#### Exercise goal
Set down the material below in full, matching it exactly.

** Start Records supplied **

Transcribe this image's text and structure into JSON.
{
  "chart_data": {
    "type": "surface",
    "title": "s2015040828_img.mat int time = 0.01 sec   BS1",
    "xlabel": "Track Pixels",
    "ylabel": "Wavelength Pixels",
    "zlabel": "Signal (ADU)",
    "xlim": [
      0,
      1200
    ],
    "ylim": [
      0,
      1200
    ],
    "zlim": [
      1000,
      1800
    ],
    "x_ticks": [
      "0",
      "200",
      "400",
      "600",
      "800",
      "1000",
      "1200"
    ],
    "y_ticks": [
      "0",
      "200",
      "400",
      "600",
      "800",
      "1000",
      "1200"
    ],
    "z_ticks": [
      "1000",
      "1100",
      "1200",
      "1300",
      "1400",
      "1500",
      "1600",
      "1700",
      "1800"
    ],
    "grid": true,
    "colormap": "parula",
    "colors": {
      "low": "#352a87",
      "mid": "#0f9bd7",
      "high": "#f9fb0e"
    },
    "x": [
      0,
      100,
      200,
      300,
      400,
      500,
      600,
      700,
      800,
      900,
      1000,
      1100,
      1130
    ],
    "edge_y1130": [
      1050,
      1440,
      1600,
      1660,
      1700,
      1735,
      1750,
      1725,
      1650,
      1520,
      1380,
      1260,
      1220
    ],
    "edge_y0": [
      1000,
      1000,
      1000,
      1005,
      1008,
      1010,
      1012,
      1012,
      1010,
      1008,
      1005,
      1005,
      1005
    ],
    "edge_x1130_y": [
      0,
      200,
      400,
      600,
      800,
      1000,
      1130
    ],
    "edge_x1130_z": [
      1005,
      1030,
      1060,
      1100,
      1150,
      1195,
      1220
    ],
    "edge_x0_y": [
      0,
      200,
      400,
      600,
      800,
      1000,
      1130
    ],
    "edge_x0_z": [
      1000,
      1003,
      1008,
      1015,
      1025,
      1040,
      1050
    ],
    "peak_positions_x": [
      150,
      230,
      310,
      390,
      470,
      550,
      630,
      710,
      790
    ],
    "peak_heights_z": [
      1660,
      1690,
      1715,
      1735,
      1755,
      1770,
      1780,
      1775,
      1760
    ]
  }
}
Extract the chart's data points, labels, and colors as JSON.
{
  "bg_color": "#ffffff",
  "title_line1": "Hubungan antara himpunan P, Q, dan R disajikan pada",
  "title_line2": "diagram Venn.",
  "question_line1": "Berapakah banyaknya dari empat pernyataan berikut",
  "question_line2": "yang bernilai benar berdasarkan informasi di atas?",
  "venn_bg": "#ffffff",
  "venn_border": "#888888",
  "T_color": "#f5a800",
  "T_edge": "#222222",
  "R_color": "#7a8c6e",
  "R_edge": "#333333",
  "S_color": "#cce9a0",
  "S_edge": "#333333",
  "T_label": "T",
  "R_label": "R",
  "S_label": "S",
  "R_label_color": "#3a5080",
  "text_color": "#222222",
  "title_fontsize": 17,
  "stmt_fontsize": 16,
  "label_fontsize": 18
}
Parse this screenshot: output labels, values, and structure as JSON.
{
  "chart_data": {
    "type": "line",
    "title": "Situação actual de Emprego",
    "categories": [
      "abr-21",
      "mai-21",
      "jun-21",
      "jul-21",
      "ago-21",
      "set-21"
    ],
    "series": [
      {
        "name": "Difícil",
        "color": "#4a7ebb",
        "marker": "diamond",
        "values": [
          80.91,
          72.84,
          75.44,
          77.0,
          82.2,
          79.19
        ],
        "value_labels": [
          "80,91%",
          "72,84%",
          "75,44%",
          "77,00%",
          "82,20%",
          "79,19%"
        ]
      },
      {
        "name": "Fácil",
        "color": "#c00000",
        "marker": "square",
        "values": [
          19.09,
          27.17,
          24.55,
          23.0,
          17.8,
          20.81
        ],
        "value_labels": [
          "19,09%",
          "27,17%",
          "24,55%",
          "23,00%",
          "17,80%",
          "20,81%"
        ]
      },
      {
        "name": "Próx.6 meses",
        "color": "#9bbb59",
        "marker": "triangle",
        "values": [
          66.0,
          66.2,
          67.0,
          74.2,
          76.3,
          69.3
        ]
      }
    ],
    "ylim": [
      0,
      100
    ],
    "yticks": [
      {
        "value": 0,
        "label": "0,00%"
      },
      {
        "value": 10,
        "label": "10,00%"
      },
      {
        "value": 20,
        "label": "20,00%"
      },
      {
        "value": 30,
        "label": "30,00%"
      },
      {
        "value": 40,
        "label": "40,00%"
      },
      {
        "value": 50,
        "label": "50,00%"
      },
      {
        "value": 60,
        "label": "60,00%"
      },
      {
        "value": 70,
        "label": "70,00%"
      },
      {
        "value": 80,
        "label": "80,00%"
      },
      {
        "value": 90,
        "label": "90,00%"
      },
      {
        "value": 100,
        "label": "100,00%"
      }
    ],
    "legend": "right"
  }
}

** End Records supplied **

#### Response to this task
Transcribe this image's text and structure into JSON.
{
  "chart_data": {
    "type": "surface",
    "title": "s2015040828_img.mat int time = 0.01 sec   BS1",
    "xlabel": "Track Pixels",
    "ylabel": "Wavelength Pixels",
    "zlabel": "Signal (ADU)",
    "xlim": [
      0,
      1200
    ],
    "ylim": [
      0,
      1200
    ],
    "zlim": [
      1000,
      1800
    ],
    "x_ticks": [
      "0",
      "200",
      "400",
      "600",
      "800",
      "1000",
      "1200"
    ],
    "y_ticks": [
      "0",
      "200",
      "400",
      "600",
      "800",
      "1000",
      "1200"
    ],
    "z_ticks": [
      "1000",
      "1100",
      "1200",
      "1300",
      "1400",
      "1500",
      "1600",
      "1700",
      "1800"
    ],
    "grid": true,
    "colormap": "parula",
    "colors": {
      "low": "#352a87",
      "mid": "#0f9bd7",
      "high": "#f9fb0e"
    },
    "x": [
      0,
      100,
      200,
      300,
      400,
      500,
      600,
      700,
      800,
      900,
      1000,
      1100,
      1130
    ],
    "edge_y1130": [
      1050,
      1440,
      1600,
      1660,
      1700,
      1735,
      1750,
      1725,
      1650,
      1520,
      1380,
      1260,
      1220
    ],
    "edge_y0": [
      1000,
      1000,
      1000,
      1005,
      1008,
      1010,
      1012,
      1012,
      1010,
      1008,
      1005,
      1005,
      1005
    ],
    "edge_x1130_y": [
      0,
      200,
      400,
      600,
      800,
      1000,
      1130
    ],
    "edge_x1130_z": [
      1005,
      1030,
      1060,
      1100,
      1150,
      1195,
      1220
    ],
    "edge_x0_y": [
      0,
      200,
      400,
      600,
      800,
      1000,
      1130
    ],
    "edge_x0_z": [
      1000,
      1003,
      1008,
      1015,
      1025,
      1040,
      1050
    ],
    "peak_positions_x": [
      150,
      230,
      310,
      390,
      470,
      550,
      630,
      710,
      790
    ],
    "peak_heights_z": [
      1660,
      1690,
      1715,
      1735,
      1755,
      1770,
      1780,
      1775,
      1760
    ]
  }
}
Extract the chart's data points, labels, and colors as JSON.
{
  "bg_color": "#ffffff",
  "title_line1": "Hubungan antara himpunan P, Q, dan R disajikan pada",
  "title_line2": "diagram Venn.",
  "question_line1": "Berapakah banyaknya dari empat pernyataan berikut",
  "question_line2": "yang bernilai benar berdasarkan informasi di atas?",
  "venn_bg": "#ffffff",
  "venn_border": "#888888",
  "T_color": "#f5a800",
  "T_edge": "#222222",
  "R_color": "#7a8c6e",
  "R_edge": "#333333",
  "S_color": "#cce9a0",
  "S_edge": "#333333",
  "T_label": "T",
  "R_label": "R",
  "S_label": "S",
  "R_label_color": "#3a5080",
  "text_color": "#222222",
  "title_fontsize": 17,
  "stmt_fontsize": 16,
  "label_fontsize": 18
}
Parse this screenshot: output labels, values, and structure as JSON.
{
  "chart_data": {
    "type": "line",
    "title": "Situação actual de Emprego",
    "categories": [
      "abr-21",
      "mai-21",
      "jun-21",
      "jul-21",
      "ago-21",
      "set-21"
    ],
    "series": [
      {
        "name": "Difícil",
        "color": "#4a7ebb",
        "marker": "diamond",
        "values": [
          80.91,
          72.84,
          75.44,
          77.0,
          82.2,
          79.19
        ],
        "value_labels": [
          "80,91%",
          "72,84%",
          "75,44%",
          "77,00%",
          "82,20%",
          "79,19%"
        ]
      },
      {
        "name": "Fácil",
        "color": "#c00000",
        "marker": "square",
        "values": [
          19.09,
          27.17,
          24.55,
          23.0,
          17.8,
          20.81
        ],
        "value_labels": [
          "19,09%",
          "27,17%",
          "24,55%",
          "23,00%",
          "17,80%",
          "20,81%"
        ]
      },
      {
        "name": "Próx.6 meses",
        "color": "#9bbb59",
        "marker": "triangle",
        "values": [
          66.0,
          66.2,
          67.0,
          74.2,
          76.3,
          69.3
        ]
      }
    ],
    "ylim": [
      0,
      100
    ],
    "yticks": [
      {
        "value": 0,
        "label": "0,00%"
      },
      {
        "value": 10,
        "label": "10,00%"
      },
      {
        "value": 20,
        "label": "20,00%"
      },
      {
        "value": 30,
        "label": "30,00%"
      },
      {
        "value": 40,
        "label": "40,00%"
      },
      {
        "value": 50,
        "label": "50,00%"
      },
      {
        "value": 60,
        "label": "60,00%"
      },
      {
        "value": 70,
        "label": "70,00%"
      },
      {
        "value": 80,
        "label": "80,00%"
      },
      {
        "value": 90,
        "label": "90,00%"
      },
      {
        "value": 100,
        "label": "100,00%"
      }
    ],
    "legend": "right"
  }
}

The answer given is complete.